[Dataset entries]
---

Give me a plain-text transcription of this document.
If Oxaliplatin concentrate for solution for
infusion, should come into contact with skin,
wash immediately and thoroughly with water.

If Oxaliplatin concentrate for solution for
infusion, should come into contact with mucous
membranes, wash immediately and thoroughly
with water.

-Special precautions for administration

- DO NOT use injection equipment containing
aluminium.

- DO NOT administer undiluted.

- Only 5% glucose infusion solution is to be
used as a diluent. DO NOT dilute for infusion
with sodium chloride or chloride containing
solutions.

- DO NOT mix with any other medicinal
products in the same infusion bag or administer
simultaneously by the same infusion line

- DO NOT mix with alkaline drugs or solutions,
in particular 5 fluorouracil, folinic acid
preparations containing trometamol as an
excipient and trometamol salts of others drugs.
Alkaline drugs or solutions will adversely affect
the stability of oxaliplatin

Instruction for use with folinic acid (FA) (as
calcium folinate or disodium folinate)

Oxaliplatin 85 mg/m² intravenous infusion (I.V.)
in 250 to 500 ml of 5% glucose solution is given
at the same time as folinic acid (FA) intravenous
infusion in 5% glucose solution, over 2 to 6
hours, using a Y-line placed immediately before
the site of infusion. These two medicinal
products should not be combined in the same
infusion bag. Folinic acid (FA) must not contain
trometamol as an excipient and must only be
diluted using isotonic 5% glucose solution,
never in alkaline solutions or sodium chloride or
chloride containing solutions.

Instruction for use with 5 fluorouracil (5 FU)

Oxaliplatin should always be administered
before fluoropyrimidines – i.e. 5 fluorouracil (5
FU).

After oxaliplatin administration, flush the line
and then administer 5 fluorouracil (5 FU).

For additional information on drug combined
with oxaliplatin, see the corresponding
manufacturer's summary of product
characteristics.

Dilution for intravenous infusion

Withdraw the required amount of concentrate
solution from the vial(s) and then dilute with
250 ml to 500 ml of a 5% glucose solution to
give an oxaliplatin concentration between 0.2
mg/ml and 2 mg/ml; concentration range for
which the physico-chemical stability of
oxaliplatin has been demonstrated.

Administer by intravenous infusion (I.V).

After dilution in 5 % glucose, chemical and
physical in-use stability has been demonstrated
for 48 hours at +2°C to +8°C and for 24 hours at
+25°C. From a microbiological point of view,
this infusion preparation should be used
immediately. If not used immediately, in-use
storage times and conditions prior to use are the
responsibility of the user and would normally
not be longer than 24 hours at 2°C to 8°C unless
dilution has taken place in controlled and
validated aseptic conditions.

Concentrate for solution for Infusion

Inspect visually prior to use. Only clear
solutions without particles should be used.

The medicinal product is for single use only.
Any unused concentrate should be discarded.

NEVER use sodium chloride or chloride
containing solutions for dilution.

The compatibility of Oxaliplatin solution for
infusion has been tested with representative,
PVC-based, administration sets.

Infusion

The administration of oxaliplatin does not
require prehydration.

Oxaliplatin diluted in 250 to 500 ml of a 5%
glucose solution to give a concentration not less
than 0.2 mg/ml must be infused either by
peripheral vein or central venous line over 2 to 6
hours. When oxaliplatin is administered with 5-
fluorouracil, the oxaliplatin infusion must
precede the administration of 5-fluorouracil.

---

# Directive
Where a line above contains the string "come", copy that line.

# Finished exercise
infusion, should come into contact with skin,
infusion, should come into contact with mucous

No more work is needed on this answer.